▶ What you need to do
Show every line in the entries below where the word "this" appears.

▶ Information supplied
------------------------------------------------------------

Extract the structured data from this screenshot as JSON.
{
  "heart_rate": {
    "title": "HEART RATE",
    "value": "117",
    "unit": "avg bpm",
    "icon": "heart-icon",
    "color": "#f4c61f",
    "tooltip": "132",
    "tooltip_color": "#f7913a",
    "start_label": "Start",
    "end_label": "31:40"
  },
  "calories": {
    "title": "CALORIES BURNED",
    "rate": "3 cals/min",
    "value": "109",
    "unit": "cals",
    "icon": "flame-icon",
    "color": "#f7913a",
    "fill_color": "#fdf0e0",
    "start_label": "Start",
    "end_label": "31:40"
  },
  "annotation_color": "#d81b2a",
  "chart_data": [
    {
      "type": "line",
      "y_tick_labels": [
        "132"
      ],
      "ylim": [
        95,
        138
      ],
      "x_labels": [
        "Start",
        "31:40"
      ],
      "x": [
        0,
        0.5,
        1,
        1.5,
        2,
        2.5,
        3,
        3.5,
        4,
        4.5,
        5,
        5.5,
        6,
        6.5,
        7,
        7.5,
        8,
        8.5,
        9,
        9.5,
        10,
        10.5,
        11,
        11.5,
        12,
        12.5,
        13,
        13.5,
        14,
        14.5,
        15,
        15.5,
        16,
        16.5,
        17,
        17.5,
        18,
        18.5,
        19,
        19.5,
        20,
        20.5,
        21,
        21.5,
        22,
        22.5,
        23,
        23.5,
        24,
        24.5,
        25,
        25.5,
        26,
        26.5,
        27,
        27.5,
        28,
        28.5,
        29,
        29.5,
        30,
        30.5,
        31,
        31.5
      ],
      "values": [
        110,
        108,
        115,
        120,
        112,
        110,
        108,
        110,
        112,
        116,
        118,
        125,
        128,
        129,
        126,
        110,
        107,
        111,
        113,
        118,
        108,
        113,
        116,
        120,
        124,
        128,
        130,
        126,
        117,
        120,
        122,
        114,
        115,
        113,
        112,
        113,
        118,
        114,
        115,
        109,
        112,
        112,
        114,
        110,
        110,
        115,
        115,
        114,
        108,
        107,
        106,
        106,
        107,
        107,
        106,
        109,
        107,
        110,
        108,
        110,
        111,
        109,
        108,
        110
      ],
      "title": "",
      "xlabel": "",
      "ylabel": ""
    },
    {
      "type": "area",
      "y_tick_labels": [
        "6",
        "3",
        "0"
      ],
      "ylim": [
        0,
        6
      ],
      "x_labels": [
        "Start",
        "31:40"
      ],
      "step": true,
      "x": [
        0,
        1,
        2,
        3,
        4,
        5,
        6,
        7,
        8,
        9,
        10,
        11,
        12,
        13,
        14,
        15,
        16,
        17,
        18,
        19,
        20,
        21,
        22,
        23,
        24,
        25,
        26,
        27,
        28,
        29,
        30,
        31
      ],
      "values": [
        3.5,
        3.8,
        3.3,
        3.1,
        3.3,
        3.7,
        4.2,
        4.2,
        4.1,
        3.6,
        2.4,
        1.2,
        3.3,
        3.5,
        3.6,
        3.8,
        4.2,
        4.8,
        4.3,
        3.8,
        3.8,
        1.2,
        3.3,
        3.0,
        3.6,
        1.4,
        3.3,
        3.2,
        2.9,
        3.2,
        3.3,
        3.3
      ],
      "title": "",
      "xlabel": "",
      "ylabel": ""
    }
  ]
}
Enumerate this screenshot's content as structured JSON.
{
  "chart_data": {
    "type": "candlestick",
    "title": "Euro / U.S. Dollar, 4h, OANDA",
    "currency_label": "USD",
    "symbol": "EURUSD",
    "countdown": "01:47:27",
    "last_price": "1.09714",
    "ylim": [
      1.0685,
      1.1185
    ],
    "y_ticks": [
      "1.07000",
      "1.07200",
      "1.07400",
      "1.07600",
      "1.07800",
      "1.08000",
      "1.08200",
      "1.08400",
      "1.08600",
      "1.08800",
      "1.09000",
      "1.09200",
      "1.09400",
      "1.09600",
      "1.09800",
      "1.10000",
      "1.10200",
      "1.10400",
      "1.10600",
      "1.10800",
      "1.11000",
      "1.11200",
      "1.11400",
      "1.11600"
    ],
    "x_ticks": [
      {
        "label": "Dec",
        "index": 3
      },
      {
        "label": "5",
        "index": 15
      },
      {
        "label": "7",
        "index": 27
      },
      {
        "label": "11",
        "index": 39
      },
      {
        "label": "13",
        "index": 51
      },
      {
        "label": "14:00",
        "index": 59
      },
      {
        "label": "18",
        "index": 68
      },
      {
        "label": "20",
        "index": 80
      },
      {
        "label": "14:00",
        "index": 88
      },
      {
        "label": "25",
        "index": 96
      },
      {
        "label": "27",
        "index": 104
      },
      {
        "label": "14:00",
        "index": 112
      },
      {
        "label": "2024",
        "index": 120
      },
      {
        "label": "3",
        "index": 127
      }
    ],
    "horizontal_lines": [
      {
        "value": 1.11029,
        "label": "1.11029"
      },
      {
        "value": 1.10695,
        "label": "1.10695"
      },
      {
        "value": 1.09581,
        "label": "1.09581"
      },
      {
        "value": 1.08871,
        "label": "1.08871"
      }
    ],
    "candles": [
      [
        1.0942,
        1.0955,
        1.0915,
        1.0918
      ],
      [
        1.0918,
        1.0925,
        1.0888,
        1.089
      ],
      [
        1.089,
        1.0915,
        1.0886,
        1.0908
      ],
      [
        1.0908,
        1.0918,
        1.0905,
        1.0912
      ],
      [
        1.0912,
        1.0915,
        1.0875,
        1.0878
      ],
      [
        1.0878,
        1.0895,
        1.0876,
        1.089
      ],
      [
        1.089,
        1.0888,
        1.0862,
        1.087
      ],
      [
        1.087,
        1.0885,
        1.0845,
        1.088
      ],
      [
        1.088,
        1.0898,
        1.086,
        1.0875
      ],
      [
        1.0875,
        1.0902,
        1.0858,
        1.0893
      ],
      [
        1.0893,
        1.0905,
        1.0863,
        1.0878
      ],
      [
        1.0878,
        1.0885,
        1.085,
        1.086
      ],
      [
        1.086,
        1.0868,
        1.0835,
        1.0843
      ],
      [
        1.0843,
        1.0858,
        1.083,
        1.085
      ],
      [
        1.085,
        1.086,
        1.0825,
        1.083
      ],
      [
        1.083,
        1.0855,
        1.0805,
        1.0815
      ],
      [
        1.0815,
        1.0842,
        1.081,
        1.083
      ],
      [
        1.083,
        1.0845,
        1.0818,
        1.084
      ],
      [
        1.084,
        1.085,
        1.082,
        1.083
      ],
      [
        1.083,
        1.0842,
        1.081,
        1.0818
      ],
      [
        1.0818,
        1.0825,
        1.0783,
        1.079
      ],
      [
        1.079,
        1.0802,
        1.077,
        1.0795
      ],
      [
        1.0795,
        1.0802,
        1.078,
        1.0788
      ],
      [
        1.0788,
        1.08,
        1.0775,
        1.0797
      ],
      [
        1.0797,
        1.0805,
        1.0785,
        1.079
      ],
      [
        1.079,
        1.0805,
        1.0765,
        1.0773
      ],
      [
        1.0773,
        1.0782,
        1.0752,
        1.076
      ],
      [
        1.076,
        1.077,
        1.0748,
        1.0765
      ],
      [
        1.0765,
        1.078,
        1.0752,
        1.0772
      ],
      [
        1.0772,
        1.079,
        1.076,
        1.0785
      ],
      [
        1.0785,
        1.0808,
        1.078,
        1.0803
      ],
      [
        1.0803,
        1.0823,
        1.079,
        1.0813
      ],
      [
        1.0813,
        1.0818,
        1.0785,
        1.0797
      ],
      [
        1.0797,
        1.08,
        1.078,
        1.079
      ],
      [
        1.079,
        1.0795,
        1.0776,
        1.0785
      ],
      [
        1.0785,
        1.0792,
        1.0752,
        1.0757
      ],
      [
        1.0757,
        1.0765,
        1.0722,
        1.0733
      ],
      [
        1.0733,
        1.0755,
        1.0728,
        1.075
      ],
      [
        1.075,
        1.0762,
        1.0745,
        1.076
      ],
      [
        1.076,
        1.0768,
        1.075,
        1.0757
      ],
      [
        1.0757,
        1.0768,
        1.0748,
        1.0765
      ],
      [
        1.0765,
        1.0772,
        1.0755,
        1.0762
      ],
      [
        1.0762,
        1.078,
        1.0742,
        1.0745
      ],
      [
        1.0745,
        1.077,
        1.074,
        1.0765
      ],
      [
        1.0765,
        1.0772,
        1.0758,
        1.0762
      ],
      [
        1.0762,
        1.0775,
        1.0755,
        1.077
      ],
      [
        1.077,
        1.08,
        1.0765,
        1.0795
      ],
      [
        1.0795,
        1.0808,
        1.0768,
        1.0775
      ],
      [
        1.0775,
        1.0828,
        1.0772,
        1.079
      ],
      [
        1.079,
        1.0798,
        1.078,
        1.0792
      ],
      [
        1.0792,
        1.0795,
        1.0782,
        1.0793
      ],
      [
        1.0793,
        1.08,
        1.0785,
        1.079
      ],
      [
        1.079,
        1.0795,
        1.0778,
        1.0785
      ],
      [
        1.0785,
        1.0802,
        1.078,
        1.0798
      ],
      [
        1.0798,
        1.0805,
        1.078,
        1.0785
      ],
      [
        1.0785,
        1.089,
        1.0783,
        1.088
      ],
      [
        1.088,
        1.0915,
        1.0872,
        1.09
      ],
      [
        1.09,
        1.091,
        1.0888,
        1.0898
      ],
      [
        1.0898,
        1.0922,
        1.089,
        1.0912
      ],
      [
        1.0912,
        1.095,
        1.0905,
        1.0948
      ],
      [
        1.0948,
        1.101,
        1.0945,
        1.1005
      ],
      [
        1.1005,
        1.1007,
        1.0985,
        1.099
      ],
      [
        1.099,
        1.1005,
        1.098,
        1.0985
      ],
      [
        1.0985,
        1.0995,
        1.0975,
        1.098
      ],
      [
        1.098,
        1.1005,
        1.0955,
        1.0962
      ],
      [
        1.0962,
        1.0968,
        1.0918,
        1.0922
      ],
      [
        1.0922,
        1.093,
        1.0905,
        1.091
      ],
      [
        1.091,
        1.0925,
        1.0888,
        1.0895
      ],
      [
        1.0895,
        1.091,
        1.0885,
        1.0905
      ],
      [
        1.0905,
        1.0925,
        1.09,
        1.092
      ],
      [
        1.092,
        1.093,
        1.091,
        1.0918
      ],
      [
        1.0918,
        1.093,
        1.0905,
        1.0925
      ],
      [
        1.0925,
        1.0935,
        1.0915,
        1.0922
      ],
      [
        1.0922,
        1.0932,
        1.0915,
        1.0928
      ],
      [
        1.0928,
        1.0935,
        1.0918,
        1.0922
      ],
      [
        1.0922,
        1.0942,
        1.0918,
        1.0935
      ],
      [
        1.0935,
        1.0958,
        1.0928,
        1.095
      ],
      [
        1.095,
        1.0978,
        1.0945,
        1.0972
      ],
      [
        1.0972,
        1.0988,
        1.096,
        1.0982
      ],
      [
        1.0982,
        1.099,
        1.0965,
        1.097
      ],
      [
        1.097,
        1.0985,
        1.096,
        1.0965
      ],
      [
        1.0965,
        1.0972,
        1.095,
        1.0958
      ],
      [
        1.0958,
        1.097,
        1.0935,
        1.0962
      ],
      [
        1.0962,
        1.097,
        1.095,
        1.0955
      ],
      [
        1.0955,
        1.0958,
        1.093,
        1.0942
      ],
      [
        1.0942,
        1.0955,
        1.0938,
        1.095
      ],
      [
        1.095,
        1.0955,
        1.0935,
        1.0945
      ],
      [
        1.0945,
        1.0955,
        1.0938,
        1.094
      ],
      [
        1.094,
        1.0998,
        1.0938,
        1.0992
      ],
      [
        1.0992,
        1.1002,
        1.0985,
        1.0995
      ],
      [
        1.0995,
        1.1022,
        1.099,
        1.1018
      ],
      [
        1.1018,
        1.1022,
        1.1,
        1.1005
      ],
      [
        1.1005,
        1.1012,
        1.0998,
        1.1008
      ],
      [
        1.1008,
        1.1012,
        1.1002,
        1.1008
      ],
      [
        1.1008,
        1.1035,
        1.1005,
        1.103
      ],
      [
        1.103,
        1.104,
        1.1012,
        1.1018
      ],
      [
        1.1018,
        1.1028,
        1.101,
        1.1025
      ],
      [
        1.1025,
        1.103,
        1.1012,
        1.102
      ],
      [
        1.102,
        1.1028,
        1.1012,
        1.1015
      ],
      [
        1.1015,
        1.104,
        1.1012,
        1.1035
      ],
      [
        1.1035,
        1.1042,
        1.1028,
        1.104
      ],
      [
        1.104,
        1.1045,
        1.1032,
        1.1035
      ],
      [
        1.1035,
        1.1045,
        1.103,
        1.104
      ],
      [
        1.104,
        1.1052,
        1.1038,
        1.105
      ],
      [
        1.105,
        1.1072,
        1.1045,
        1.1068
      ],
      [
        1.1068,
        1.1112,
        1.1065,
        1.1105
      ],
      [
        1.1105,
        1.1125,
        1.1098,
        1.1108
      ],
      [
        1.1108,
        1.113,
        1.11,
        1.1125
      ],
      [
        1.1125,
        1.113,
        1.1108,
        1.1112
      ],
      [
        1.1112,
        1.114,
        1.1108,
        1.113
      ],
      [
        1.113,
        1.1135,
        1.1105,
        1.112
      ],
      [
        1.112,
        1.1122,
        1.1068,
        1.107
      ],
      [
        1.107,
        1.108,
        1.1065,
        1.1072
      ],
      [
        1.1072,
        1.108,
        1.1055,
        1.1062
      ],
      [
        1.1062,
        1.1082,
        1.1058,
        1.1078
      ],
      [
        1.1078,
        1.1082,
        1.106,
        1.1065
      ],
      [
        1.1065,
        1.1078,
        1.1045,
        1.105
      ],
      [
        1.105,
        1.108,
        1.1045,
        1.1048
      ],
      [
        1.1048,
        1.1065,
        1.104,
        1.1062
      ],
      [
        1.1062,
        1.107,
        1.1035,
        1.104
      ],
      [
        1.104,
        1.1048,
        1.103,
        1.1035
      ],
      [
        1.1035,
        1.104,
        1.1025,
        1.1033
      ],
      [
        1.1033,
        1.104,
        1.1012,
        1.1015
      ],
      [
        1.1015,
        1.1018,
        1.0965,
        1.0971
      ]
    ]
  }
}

------------------------------------------------------------

▶ Final result
Extract the structured data from this screenshot as JSON.
Enumerate this screenshot's content as structured JSON.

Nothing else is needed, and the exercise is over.